» **Records supplied**
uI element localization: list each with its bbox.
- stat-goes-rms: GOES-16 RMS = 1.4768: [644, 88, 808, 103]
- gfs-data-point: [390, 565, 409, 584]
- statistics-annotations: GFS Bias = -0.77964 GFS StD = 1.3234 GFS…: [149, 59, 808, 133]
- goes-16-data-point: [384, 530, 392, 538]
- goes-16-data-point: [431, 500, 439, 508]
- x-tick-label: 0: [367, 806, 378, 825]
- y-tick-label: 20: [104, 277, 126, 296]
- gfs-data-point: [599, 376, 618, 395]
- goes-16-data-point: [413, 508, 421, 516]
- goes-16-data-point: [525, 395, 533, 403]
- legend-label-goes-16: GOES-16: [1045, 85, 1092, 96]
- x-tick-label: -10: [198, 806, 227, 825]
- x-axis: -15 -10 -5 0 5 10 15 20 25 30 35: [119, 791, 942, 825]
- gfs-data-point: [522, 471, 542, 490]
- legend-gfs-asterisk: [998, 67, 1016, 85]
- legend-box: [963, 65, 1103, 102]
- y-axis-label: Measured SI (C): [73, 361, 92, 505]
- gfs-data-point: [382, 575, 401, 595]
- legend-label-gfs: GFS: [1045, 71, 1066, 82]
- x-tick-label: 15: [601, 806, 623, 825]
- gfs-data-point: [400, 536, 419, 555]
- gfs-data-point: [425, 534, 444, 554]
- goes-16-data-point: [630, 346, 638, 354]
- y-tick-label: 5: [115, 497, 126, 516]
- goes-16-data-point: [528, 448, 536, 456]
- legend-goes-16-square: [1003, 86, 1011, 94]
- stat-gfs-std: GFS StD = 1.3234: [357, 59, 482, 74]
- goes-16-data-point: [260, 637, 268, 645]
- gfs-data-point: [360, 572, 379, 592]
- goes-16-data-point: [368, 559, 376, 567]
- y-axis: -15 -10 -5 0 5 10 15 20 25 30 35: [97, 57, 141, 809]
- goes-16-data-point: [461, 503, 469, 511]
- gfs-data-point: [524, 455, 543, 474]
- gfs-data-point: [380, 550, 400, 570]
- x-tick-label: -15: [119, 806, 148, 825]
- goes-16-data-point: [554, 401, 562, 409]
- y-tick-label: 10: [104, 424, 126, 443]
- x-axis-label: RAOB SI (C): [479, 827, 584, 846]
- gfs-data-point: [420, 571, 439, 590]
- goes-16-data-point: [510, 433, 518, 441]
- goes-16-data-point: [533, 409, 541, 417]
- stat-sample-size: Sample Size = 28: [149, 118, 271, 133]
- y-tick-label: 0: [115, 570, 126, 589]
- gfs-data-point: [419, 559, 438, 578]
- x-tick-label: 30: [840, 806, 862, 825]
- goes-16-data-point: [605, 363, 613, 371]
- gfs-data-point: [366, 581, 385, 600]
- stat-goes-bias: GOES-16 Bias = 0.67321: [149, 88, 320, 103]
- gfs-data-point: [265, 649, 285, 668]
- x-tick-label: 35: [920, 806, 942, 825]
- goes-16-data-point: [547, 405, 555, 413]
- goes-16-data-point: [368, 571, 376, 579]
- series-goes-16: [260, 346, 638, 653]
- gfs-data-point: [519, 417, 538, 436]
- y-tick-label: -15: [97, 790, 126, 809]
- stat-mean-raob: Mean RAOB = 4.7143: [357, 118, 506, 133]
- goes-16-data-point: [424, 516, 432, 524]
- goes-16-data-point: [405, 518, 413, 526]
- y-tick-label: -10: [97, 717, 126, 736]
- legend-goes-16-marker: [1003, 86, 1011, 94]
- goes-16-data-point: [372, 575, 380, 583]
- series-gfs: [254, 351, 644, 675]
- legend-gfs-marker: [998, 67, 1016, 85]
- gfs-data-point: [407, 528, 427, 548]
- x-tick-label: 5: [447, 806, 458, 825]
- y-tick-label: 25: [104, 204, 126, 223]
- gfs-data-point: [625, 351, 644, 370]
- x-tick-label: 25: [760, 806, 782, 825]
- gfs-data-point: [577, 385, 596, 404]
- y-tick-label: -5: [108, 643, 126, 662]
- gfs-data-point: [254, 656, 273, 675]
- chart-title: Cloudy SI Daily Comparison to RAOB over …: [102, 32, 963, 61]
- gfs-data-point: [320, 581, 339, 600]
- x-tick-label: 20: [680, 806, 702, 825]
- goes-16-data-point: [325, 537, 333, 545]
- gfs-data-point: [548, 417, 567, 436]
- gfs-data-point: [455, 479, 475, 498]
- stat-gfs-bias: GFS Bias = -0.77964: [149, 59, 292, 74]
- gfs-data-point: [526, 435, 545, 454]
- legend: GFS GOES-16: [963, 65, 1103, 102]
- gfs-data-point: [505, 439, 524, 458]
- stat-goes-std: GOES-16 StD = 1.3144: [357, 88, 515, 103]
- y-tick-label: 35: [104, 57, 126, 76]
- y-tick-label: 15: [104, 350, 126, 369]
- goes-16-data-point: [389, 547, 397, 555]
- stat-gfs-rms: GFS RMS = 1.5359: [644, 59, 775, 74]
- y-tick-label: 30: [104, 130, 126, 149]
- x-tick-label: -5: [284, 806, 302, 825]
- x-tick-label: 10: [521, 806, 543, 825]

» **Problem description**
Copy out every line of the listing above word for word, without changing anything.

» **Correct response**
uI element localization: list each with its bbox.
- stat-goes-rms: GOES-16 RMS = 1.4768: [644, 88, 808, 103]
- gfs-data-point: [390, 565, 409, 584]
- statistics-annotations: GFS Bias = -0.77964 GFS StD = 1.3234 GFS…: [149, 59, 808, 133]
- goes-16-data-point: [384, 530, 392, 538]
- goes-16-data-point: [431, 500, 439, 508]
- x-tick-label: 0: [367, 806, 378, 825]
- y-tick-label: 20: [104, 277, 126, 296]
- gfs-data-point: [599, 376, 618, 395]
- goes-16-data-point: [413, 508, 421, 516]
- goes-16-data-point: [525, 395, 533, 403]
- legend-label-goes-16: GOES-16: [1045, 85, 1092, 96]
- x-tick-label: -10: [198, 806, 227, 825]
- x-axis: -15 -10 -5 0 5 10 15 20 25 30 35: [119, 791, 942, 825]
- gfs-data-point: [522, 471, 542, 490]
- legend-gfs-asterisk: [998, 67, 1016, 85]
- legend-box: [963, 65, 1103, 102]
- y-axis-label: Measured SI (C): [73, 361, 92, 505]
- gfs-data-point: [382, 575, 401, 595]
- legend-label-gfs: GFS: [1045, 71, 1066, 82]
- x-tick-label: 15: [601, 806, 623, 825]
- gfs-data-point: [400, 536, 419, 555]
- gfs-data-point: [425, 534, 444, 554]
- goes-16-data-point: [630, 346, 638, 354]
- y-tick-label: 5: [115, 497, 126, 516]
- goes-16-data-point: [528, 448, 536, 456]
- legend-goes-16-square: [1003, 86, 1011, 94]
- stat-gfs-std: GFS StD = 1.3234: [357, 59, 482, 74]
- goes-16-data-point: [260, 637, 268, 645]
- gfs-data-point: [360, 572, 379, 592]
- goes-16-data-point: [368, 559, 376, 567]
- y-axis: -15 -10 -5 0 5 10 15 20 25 30 35: [97, 57, 141, 809]
- goes-16-data-point: [461, 503, 469, 511]
- gfs-data-point: [524, 455, 543, 474]
- gfs-data-point: [380, 550, 400, 570]
- x-tick-label: -15: [119, 806, 148, 825]
- goes-16-data-point: [554, 401, 562, 409]
- y-tick-label: 10: [104, 424, 126, 443]
- x-axis-label: RAOB SI (C): [479, 827, 584, 846]
- gfs-data-point: [420, 571, 439, 590]
- goes-16-data-point: [510, 433, 518, 441]
- goes-16-data-point: [533, 409, 541, 417]
- stat-sample-size: Sample Size = 28: [149, 118, 271, 133]
- y-tick-label: 0: [115, 570, 126, 589]
- gfs-data-point: [419, 559, 438, 578]
- x-tick-label: 30: [840, 806, 862, 825]
- goes-16-data-point: [605, 363, 613, 371]
- gfs-data-point: [366, 581, 385, 600]
- stat-goes-bias: GOES-16 Bias = 0.67321: [149, 88, 320, 103]
- gfs-data-point: [265, 649, 285, 668]
- x-tick-label: 35: [920, 806, 942, 825]
- goes-16-data-point: [547, 405, 555, 413]
- goes-16-data-point: [368, 571, 376, 579]
- series-goes-16: [260, 346, 638, 653]
- gfs-data-point: [519, 417, 538, 436]
- y-tick-label: -15: [97, 790, 126, 809]
- stat-mean-raob: Mean RAOB = 4.7143: [357, 118, 506, 133]
- goes-16-data-point: [424, 516, 432, 524]
- goes-16-data-point: [405, 518, 413, 526]
- y-tick-label: -10: [97, 717, 126, 736]
- legend-goes-16-marker: [1003, 86, 1011, 94]
- goes-16-data-point: [372, 575, 380, 583]
- series-gfs: [254, 351, 644, 675]
- legend-gfs-marker: [998, 67, 1016, 85]
- gfs-data-point: [407, 528, 427, 548]
- x-tick-label: 5: [447, 806, 458, 825]
- y-tick-label: 25: [104, 204, 126, 223]
- gfs-data-point: [625, 351, 644, 370]
- x-tick-label: 25: [760, 806, 782, 825]
- gfs-data-point: [577, 385, 596, 404]
- y-tick-label: -5: [108, 643, 126, 662]
- gfs-data-point: [254, 656, 273, 675]
- chart-title: Cloudy SI Daily Comparison to RAOB over …: [102, 32, 963, 61]
- gfs-data-point: [320, 581, 339, 600]
- x-tick-label: 20: [680, 806, 702, 825]
- goes-16-data-point: [325, 537, 333, 545]
- gfs-data-point: [548, 417, 567, 436]
- gfs-data-point: [455, 479, 475, 498]
- stat-gfs-bias: GFS Bias = -0.77964: [149, 59, 292, 74]
- gfs-data-point: [526, 435, 545, 454]
- legend: GFS GOES-16: [963, 65, 1103, 102]
- gfs-data-point: [505, 439, 524, 458]
- stat-goes-std: GOES-16 StD = 1.3144: [357, 88, 515, 103]
- y-tick-label: 35: [104, 57, 126, 76]
- y-tick-label: 15: [104, 350, 126, 369]
- goes-16-data-point: [389, 547, 397, 555]
- stat-gfs-rms: GFS RMS = 1.5359: [644, 59, 775, 74]
- y-tick-label: 30: [104, 130, 126, 149]
- x-tick-label: -5: [284, 806, 302, 825]
- x-tick-label: 10: [521, 806, 543, 825]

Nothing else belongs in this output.